Exercise objective:
Emit the entire listing verbatim.

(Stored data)

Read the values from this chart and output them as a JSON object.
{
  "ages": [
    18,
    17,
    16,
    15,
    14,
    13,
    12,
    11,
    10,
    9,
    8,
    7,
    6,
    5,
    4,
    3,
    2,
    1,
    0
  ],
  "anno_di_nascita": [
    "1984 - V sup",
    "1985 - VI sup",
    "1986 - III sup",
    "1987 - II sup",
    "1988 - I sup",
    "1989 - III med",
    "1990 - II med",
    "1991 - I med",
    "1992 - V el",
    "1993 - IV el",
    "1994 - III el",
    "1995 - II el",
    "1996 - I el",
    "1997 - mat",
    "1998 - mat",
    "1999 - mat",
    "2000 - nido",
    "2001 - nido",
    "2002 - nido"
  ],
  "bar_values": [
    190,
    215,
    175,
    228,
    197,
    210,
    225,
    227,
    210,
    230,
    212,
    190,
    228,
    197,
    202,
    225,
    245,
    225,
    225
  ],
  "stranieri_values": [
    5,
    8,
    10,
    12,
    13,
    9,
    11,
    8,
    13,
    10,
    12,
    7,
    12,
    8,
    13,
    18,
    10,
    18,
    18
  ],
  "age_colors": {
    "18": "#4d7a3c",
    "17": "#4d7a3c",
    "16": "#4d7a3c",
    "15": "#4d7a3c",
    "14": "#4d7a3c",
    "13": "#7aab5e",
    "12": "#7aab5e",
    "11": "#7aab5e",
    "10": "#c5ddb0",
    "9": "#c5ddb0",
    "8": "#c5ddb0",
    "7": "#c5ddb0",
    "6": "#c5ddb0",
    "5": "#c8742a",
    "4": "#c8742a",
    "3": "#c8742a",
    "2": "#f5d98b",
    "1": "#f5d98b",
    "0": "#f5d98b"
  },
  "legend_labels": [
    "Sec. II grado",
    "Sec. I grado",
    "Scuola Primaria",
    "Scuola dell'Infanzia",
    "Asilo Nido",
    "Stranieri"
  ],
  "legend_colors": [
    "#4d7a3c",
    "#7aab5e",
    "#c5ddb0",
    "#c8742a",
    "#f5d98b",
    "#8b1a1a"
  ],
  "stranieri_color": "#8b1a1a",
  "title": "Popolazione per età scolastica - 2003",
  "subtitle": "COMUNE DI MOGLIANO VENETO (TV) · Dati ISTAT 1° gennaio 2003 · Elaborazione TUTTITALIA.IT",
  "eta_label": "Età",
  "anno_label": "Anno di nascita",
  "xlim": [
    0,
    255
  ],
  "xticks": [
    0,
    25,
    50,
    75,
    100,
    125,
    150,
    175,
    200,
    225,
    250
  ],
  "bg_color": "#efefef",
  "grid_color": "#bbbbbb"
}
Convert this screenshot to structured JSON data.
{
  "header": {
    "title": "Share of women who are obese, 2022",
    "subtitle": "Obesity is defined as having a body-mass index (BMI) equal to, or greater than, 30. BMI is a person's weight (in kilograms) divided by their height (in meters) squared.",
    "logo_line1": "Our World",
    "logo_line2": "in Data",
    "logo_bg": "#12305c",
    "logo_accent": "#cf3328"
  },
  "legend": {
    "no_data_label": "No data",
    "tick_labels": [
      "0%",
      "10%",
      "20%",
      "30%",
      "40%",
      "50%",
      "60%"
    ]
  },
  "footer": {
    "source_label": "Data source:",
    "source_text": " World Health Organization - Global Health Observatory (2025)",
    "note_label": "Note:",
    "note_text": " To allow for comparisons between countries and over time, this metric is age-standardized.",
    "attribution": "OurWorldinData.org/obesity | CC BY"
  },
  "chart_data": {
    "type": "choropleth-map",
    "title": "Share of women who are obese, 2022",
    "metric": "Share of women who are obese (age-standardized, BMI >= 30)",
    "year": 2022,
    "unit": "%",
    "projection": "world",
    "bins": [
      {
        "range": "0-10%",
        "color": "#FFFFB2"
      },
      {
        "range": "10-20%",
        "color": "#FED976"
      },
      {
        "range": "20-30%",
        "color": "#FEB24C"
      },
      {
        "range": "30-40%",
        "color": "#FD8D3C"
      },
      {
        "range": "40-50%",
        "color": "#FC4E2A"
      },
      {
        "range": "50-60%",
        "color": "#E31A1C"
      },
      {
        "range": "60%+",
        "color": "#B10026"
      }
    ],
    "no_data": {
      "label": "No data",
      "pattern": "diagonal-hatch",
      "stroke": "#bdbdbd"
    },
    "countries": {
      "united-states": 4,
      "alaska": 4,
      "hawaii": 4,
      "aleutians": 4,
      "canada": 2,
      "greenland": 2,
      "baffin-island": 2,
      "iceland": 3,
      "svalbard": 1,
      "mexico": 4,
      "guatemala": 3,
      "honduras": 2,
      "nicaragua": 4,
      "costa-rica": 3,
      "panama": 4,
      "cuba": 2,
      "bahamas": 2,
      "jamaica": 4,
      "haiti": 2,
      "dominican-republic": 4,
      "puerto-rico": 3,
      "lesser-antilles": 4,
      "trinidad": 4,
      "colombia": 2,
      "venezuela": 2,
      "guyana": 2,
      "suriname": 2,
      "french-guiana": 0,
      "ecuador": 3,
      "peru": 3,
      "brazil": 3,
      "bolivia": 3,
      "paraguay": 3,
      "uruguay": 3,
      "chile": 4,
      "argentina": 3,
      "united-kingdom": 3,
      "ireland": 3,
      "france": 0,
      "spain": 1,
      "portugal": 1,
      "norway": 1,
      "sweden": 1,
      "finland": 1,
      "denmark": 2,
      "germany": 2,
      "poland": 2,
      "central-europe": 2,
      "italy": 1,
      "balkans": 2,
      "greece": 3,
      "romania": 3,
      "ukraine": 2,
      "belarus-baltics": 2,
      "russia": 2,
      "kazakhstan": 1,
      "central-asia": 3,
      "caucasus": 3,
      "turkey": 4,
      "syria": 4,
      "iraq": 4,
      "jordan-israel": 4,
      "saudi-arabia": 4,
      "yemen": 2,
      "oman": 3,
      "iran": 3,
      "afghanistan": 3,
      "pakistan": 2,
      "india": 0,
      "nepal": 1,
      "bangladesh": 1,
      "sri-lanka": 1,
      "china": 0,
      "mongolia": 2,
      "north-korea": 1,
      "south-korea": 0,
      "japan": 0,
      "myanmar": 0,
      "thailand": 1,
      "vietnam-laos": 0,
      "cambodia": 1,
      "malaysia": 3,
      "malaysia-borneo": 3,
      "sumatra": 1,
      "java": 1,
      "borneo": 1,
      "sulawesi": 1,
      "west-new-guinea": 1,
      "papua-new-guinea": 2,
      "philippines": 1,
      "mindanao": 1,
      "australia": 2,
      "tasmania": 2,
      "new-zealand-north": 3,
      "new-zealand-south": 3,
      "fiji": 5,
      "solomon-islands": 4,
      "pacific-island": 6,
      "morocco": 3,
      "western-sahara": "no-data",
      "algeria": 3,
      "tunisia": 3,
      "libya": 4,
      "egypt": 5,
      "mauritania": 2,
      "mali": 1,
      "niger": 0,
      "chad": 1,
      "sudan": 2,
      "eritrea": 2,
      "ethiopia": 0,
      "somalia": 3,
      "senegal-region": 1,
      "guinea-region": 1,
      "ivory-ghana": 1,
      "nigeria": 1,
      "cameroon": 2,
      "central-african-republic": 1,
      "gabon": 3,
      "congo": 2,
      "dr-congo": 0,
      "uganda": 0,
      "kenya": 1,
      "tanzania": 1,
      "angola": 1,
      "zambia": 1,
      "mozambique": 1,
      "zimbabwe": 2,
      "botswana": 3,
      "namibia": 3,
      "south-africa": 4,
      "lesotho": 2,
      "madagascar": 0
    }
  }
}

Answer to the task:
Read the values from this chart and output them as a JSON object.
{
  "ages": [
    18,
    17,
    16,
    15,
    14,
    13,
    12,
    11,
    10,
    9,
    8,
    7,
    6,
    5,
    4,
    3,
    2,
    1,
    0
  ],
  "anno_di_nascita": [
    "1984 - V sup",
    "1985 - VI sup",
    "1986 - III sup",
    "1987 - II sup",
    "1988 - I sup",
    "1989 - III med",
    "1990 - II med",
    "1991 - I med",
    "1992 - V el",
    "1993 - IV el",
    "1994 - III el",
    "1995 - II el",
    "1996 - I el",
    "1997 - mat",
    "1998 - mat",
    "1999 - mat",
    "2000 - nido",
    "2001 - nido",
    "2002 - nido"
  ],
  "bar_values": [
    190,
    215,
    175,
    228,
    197,
    210,
    225,
    227,
    210,
    230,
    212,
    190,
    228,
    197,
    202,
    225,
    245,
    225,
    225
  ],
  "stranieri_values": [
    5,
    8,
    10,
    12,
    13,
    9,
    11,
    8,
    13,
    10,
    12,
    7,
    12,
    8,
    13,
    18,
    10,
    18,
    18
  ],
  "age_colors": {
    "18": "#4d7a3c",
    "17": "#4d7a3c",
    "16": "#4d7a3c",
    "15": "#4d7a3c",
    "14": "#4d7a3c",
    "13": "#7aab5e",
    "12": "#7aab5e",
    "11": "#7aab5e",
    "10": "#c5ddb0",
    "9": "#c5ddb0",
    "8": "#c5ddb0",
    "7": "#c5ddb0",
    "6": "#c5ddb0",
    "5": "#c8742a",
    "4": "#c8742a",
    "3": "#c8742a",
    "2": "#f5d98b",
    "1": "#f5d98b",
    "0": "#f5d98b"
  },
  "legend_labels": [
    "Sec. II grado",
    "Sec. I grado",
    "Scuola Primaria",
    "Scuola dell'Infanzia",
    "Asilo Nido",
    "Stranieri"
  ],
  "legend_colors": [
    "#4d7a3c",
    "#7aab5e",
    "#c5ddb0",
    "#c8742a",
    "#f5d98b",
    "#8b1a1a"
  ],
  "stranieri_color": "#8b1a1a",
  "title": "Popolazione per età scolastica - 2003",
  "subtitle": "COMUNE DI MOGLIANO VENETO (TV) · Dati ISTAT 1° gennaio 2003 · Elaborazione TUTTITALIA.IT",
  "eta_label": "Età",
  "anno_label": "Anno di nascita",
  "xlim": [
    0,
    255
  ],
  "xticks": [
    0,
    25,
    50,
    75,
    100,
    125,
    150,
    175,
    200,
    225,
    250
  ],
  "bg_color": "#efefef",
  "grid_color": "#bbbbbb"
}
Convert this screenshot to structured JSON data.
{
  "header": {
    "title": "Share of women who are obese, 2022",
    "subtitle": "Obesity is defined as having a body-mass index (BMI) equal to, or greater than, 30. BMI is a person's weight (in kilograms) divided by their height (in meters) squared.",
    "logo_line1": "Our World",
    "logo_line2": "in Data",
    "logo_bg": "#12305c",
    "logo_accent": "#cf3328"
  },
  "legend": {
    "no_data_label": "No data",
    "tick_labels": [
      "0%",
      "10%",
      "20%",
      "30%",
      "40%",
      "50%",
      "60%"
    ]
  },
  "footer": {
    "source_label": "Data source:",
    "source_text": " World Health Organization - Global Health Observatory (2025)",
    "note_label": "Note:",
    "note_text": " To allow for comparisons between countries and over time, this metric is age-standardized.",
    "attribution": "OurWorldinData.org/obesity | CC BY"
  },
  "chart_data": {
    "type": "choropleth-map",
    "title": "Share of women who are obese, 2022",
    "metric": "Share of women who are obese (age-standardized, BMI >= 30)",
    "year": 2022,
    "unit": "%",
    "projection": "world",
    "bins": [
      {
        "range": "0-10%",
        "color": "#FFFFB2"
      },
      {
        "range": "10-20%",
        "color": "#FED976"
      },
      {
        "range": "20-30%",
        "color": "#FEB24C"
      },
      {
        "range": "30-40%",
        "color": "#FD8D3C"
      },
      {
        "range": "40-50%",
        "color": "#FC4E2A"
      },
      {
        "range": "50-60%",
        "color": "#E31A1C"
      },
      {
        "range": "60%+",
        "color": "#B10026"
      }
    ],
    "no_data": {
      "label": "No data",
      "pattern": "diagonal-hatch",
      "stroke": "#bdbdbd"
    },
    "countries": {
      "united-states": 4,
      "alaska": 4,
      "hawaii": 4,
      "aleutians": 4,
      "canada": 2,
      "greenland": 2,
      "baffin-island": 2,
      "iceland": 3,
      "svalbard": 1,
      "mexico": 4,
      "guatemala": 3,
      "honduras": 2,
      "nicaragua": 4,
      "costa-rica": 3,
      "panama": 4,
      "cuba": 2,
      "bahamas": 2,
      "jamaica": 4,
      "haiti": 2,
      "dominican-republic": 4,
      "puerto-rico": 3,
      "lesser-antilles": 4,
      "trinidad": 4,
      "colombia": 2,
      "venezuela": 2,
      "guyana": 2,
      "suriname": 2,
      "french-guiana": 0,
      "ecuador": 3,
      "peru": 3,
      "brazil": 3,
      "bolivia": 3,
      "paraguay": 3,
      "uruguay": 3,
      "chile": 4,
      "argentina": 3,
      "united-kingdom": 3,
      "ireland": 3,
      "france": 0,
      "spain": 1,
      "portugal": 1,
      "norway": 1,
      "sweden": 1,
      "finland": 1,
      "denmark": 2,
      "germany": 2,
      "poland": 2,
      "central-europe": 2,
      "italy": 1,
      "balkans": 2,
      "greece": 3,
      "romania": 3,
      "ukraine": 2,
      "belarus-baltics": 2,
      "russia": 2,
      "kazakhstan": 1,
      "central-asia": 3,
      "caucasus": 3,
      "turkey": 4,
      "syria": 4,
      "iraq": 4,
      "jordan-israel": 4,
      "saudi-arabia": 4,
      "yemen": 2,
      "oman": 3,
      "iran": 3,
      "afghanistan": 3,
      "pakistan": 2,
      "india": 0,
      "nepal": 1,
      "bangladesh": 1,
      "sri-lanka": 1,
      "china": 0,
      "mongolia": 2,
      "north-korea": 1,
      "south-korea": 0,
      "japan": 0,
      "myanmar": 0,
      "thailand": 1,
      "vietnam-laos": 0,
      "cambodia": 1,
      "malaysia": 3,
      "malaysia-borneo": 3,
      "sumatra": 1,
      "java": 1,
      "borneo": 1,
      "sulawesi": 1,
      "west-new-guinea": 1,
      "papua-new-guinea": 2,
      "philippines": 1,
      "mindanao": 1,
      "australia": 2,
      "tasmania": 2,
      "new-zealand-north": 3,
      "new-zealand-south": 3,
      "fiji": 5,
      "solomon-islands": 4,
      "pacific-island": 6,
      "morocco": 3,
      "western-sahara": "no-data",
      "algeria": 3,
      "tunisia": 3,
      "libya": 4,
      "egypt": 5,
      "mauritania": 2,
      "mali": 1,
      "niger": 0,
      "chad": 1,
      "sudan": 2,
      "eritrea": 2,
      "ethiopia": 0,
      "somalia": 3,
      "senegal-region": 1,
      "guinea-region": 1,
      "ivory-ghana": 1,
      "nigeria": 1,
      "cameroon": 2,
      "central-african-republic": 1,
      "gabon": 3,
      "congo": 2,
      "dr-congo": 0,
      "uganda": 0,
      "kenya": 1,
      "tanzania": 1,
      "angola": 1,
      "zambia": 1,
      "mozambique": 1,
      "zimbabwe": 2,
      "botswana": 3,
      "namibia": 3,
      "south-africa": 4,
      "lesotho": 2,
      "madagascar": 0
    }
  }
}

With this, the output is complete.